**EXERCISE INSTRUCTIONS:** Reproduce each of the rows below word for word, keeping their order and changing nothing.

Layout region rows
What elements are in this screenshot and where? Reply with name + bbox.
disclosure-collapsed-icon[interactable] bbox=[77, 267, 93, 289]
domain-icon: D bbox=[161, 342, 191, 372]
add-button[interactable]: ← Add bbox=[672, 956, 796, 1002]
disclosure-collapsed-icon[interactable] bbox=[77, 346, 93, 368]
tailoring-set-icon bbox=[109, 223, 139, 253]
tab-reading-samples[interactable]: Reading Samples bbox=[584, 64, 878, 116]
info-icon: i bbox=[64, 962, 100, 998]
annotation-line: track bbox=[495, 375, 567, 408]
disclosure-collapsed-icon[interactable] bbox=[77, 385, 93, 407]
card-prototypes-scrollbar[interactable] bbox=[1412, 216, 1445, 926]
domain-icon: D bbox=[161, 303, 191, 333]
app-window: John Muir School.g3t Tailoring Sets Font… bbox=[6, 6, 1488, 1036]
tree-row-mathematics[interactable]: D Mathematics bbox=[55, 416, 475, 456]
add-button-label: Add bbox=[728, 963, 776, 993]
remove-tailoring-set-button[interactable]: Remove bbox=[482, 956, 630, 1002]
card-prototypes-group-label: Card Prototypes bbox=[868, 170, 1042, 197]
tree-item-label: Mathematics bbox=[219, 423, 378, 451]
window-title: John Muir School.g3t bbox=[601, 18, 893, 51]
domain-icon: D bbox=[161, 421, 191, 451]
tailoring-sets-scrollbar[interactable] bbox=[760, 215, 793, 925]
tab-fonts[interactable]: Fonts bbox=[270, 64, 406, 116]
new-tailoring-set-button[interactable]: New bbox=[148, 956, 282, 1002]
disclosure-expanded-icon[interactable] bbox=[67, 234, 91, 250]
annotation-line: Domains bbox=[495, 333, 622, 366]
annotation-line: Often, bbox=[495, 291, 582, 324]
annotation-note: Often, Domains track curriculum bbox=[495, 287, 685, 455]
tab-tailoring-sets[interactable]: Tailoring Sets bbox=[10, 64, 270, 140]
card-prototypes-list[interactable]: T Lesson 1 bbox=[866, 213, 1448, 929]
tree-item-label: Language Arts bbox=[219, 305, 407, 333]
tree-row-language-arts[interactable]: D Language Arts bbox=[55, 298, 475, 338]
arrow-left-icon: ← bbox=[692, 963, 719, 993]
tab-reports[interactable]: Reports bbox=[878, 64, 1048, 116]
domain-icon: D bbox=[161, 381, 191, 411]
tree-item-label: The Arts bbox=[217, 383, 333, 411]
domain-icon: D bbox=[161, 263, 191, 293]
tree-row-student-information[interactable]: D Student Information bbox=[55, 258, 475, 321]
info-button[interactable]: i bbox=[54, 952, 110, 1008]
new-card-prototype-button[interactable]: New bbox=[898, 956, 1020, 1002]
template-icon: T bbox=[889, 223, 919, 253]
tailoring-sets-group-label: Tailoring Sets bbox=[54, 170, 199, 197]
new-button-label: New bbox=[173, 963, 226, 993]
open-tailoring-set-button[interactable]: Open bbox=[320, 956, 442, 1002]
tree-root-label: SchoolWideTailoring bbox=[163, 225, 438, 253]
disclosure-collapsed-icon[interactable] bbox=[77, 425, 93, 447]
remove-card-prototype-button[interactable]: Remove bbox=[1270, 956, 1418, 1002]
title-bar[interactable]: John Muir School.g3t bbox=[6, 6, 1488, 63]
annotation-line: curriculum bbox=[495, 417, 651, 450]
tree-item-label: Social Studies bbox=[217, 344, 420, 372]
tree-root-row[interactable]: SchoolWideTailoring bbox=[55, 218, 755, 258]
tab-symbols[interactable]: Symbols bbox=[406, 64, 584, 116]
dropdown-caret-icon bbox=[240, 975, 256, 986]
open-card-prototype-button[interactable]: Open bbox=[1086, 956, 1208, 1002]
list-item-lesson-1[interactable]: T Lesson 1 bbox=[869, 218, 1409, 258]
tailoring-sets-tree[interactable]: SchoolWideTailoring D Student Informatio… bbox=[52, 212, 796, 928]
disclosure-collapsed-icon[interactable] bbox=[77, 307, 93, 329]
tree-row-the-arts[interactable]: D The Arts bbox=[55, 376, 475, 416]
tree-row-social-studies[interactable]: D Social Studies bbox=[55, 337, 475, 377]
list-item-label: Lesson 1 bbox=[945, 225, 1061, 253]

**TASK ANSWER:**
What elements are in this screenshot and where? Reply with name + bbox.
disclosure-collapsed-icon[interactable] bbox=[77, 267, 93, 289]
domain-icon: D bbox=[161, 342, 191, 372]
add-button[interactable]: ← Add bbox=[672, 956, 796, 1002]
disclosure-collapsed-icon[interactable] bbox=[77, 346, 93, 368]
tailoring-set-icon bbox=[109, 223, 139, 253]
tab-reading-samples[interactable]: Reading Samples bbox=[584, 64, 878, 116]
info-icon: i bbox=[64, 962, 100, 998]
annotation-line: track bbox=[495, 375, 567, 408]
disclosure-collapsed-icon[interactable] bbox=[77, 385, 93, 407]
card-prototypes-scrollbar[interactable] bbox=[1412, 216, 1445, 926]
domain-icon: D bbox=[161, 303, 191, 333]
app-window: John Muir School.g3t Tailoring Sets Font… bbox=[6, 6, 1488, 1036]
tree-row-mathematics[interactable]: D Mathematics bbox=[55, 416, 475, 456]
add-button-label: Add bbox=[728, 963, 776, 993]
remove-tailoring-set-button[interactable]: Remove bbox=[482, 956, 630, 1002]
card-prototypes-group-label: Card Prototypes bbox=[868, 170, 1042, 197]
tree-item-label: Mathematics bbox=[219, 423, 378, 451]
window-title: John Muir School.g3t bbox=[601, 18, 893, 51]
domain-icon: D bbox=[161, 421, 191, 451]
tailoring-sets-scrollbar[interactable] bbox=[760, 215, 793, 925]
tab-fonts[interactable]: Fonts bbox=[270, 64, 406, 116]
new-tailoring-set-button[interactable]: New bbox=[148, 956, 282, 1002]
disclosure-expanded-icon[interactable] bbox=[67, 234, 91, 250]
annotation-line: Domains bbox=[495, 333, 622, 366]
annotation-line: Often, bbox=[495, 291, 582, 324]
annotation-note: Often, Domains track curriculum bbox=[495, 287, 685, 455]
tab-tailoring-sets[interactable]: Tailoring Sets bbox=[10, 64, 270, 140]
card-prototypes-list[interactable]: T Lesson 1 bbox=[866, 213, 1448, 929]
tree-item-label: Language Arts bbox=[219, 305, 407, 333]
tree-row-language-arts[interactable]: D Language Arts bbox=[55, 298, 475, 338]
arrow-left-icon: ← bbox=[692, 963, 719, 993]
tab-reports[interactable]: Reports bbox=[878, 64, 1048, 116]
domain-icon: D bbox=[161, 381, 191, 411]
tree-item-label: The Arts bbox=[217, 383, 333, 411]
domain-icon: D bbox=[161, 263, 191, 293]
tree-row-student-information[interactable]: D Student Information bbox=[55, 258, 475, 321]
info-button[interactable]: i bbox=[54, 952, 110, 1008]
new-card-prototype-button[interactable]: New bbox=[898, 956, 1020, 1002]
template-icon: T bbox=[889, 223, 919, 253]
tailoring-sets-group-label: Tailoring Sets bbox=[54, 170, 199, 197]
new-button-label: New bbox=[173, 963, 226, 993]
open-tailoring-set-button[interactable]: Open bbox=[320, 956, 442, 1002]
tree-root-label: SchoolWideTailoring bbox=[163, 225, 438, 253]
disclosure-collapsed-icon[interactable] bbox=[77, 425, 93, 447]
remove-card-prototype-button[interactable]: Remove bbox=[1270, 956, 1418, 1002]
title-bar[interactable]: John Muir School.g3t bbox=[6, 6, 1488, 63]
annotation-line: curriculum bbox=[495, 417, 651, 450]
tree-item-label: Social Studies bbox=[217, 344, 420, 372]
tree-root-row[interactable]: SchoolWideTailoring bbox=[55, 218, 755, 258]
tab-symbols[interactable]: Symbols bbox=[406, 64, 584, 116]
dropdown-caret-icon bbox=[240, 975, 256, 986]
open-card-prototype-button[interactable]: Open bbox=[1086, 956, 1208, 1002]
list-item-lesson-1[interactable]: T Lesson 1 bbox=[869, 218, 1409, 258]
tailoring-sets-tree[interactable]: SchoolWideTailoring D Student Informatio… bbox=[52, 212, 796, 928]
disclosure-collapsed-icon[interactable] bbox=[77, 307, 93, 329]
tree-row-the-arts[interactable]: D The Arts bbox=[55, 376, 475, 416]
tree-row-social-studies[interactable]: D Social Studies bbox=[55, 337, 475, 377]
list-item-label: Lesson 1 bbox=[945, 225, 1061, 253]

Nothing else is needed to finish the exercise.